----- Records for the task -----

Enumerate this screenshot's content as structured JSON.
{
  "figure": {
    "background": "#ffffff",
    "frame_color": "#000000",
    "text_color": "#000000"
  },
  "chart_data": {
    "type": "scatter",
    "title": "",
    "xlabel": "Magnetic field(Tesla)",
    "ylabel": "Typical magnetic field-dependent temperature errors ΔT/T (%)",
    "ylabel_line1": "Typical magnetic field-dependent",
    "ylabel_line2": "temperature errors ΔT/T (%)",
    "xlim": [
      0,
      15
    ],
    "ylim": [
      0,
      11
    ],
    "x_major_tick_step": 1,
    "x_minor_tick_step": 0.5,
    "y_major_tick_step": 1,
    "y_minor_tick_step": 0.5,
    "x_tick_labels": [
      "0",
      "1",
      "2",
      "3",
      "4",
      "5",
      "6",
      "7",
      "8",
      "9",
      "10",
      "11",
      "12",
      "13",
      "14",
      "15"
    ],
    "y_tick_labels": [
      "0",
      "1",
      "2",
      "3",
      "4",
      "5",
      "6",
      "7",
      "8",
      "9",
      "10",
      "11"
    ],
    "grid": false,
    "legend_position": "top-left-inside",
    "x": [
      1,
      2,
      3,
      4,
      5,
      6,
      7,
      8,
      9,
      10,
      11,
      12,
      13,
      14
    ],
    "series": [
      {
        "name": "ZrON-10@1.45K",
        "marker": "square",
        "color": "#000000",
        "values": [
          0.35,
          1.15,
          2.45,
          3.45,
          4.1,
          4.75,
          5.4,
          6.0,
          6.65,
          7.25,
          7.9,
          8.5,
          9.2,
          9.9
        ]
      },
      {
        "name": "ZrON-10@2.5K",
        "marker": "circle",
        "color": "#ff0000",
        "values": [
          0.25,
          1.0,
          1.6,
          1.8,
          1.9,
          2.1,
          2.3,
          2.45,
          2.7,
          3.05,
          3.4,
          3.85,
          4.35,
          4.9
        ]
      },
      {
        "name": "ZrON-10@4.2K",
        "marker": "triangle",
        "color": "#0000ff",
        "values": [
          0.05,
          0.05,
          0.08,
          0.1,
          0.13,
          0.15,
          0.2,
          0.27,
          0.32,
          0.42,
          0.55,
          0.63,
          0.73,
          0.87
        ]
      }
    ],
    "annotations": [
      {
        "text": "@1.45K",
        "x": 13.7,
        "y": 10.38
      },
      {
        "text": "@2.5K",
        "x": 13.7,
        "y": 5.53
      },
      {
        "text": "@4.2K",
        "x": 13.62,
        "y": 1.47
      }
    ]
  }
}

-----

Request: Retype the whole listing, matching it exactly.

Written response:
Enumerate this screenshot's content as structured JSON.
{
  "figure": {
    "background": "#ffffff",
    "frame_color": "#000000",
    "text_color": "#000000"
  },
  "chart_data": {
    "type": "scatter",
    "title": "",
    "xlabel": "Magnetic field(Tesla)",
    "ylabel": "Typical magnetic field-dependent temperature errors ΔT/T (%)",
    "ylabel_line1": "Typical magnetic field-dependent",
    "ylabel_line2": "temperature errors ΔT/T (%)",
    "xlim": [
      0,
      15
    ],
    "ylim": [
      0,
      11
    ],
    "x_major_tick_step": 1,
    "x_minor_tick_step": 0.5,
    "y_major_tick_step": 1,
    "y_minor_tick_step": 0.5,
    "x_tick_labels": [
      "0",
      "1",
      "2",
      "3",
      "4",
      "5",
      "6",
      "7",
      "8",
      "9",
      "10",
      "11",
      "12",
      "13",
      "14",
      "15"
    ],
    "y_tick_labels": [
      "0",
      "1",
      "2",
      "3",
      "4",
      "5",
      "6",
      "7",
      "8",
      "9",
      "10",
      "11"
    ],
    "grid": false,
    "legend_position": "top-left-inside",
    "x": [
      1,
      2,
      3,
      4,
      5,
      6,
      7,
      8,
      9,
      10,
      11,
      12,
      13,
      14
    ],
    "series": [
      {
        "name": "ZrON-10@1.45K",
        "marker": "square",
        "color": "#000000",
        "values": [
          0.35,
          1.15,
          2.45,
          3.45,
          4.1,
          4.75,
          5.4,
          6.0,
          6.65,
          7.25,
          7.9,
          8.5,
          9.2,
          9.9
        ]
      },
      {
        "name": "ZrON-10@2.5K",
        "marker": "circle",
        "color": "#ff0000",
        "values": [
          0.25,
          1.0,
          1.6,
          1.8,
          1.9,
          2.1,
          2.3,
          2.45,
          2.7,
          3.05,
          3.4,
          3.85,
          4.35,
          4.9
        ]
      },
      {
        "name": "ZrON-10@4.2K",
        "marker": "triangle",
        "color": "#0000ff",
        "values": [
          0.05,
          0.05,
          0.08,
          0.1,
          0.13,
          0.15,
          0.2,
          0.27,
          0.32,
          0.42,
          0.55,
          0.63,
          0.73,
          0.87
        ]
      }
    ],
    "annotations": [
      {
        "text": "@1.45K",
        "x": 13.7,
        "y": 10.38
      },
      {
        "text": "@2.5K",
        "x": 13.7,
        "y": 5.53
      },
      {
        "text": "@4.2K",
        "x": 13.62,
        "y": 1.47
      }
    ]
  }
}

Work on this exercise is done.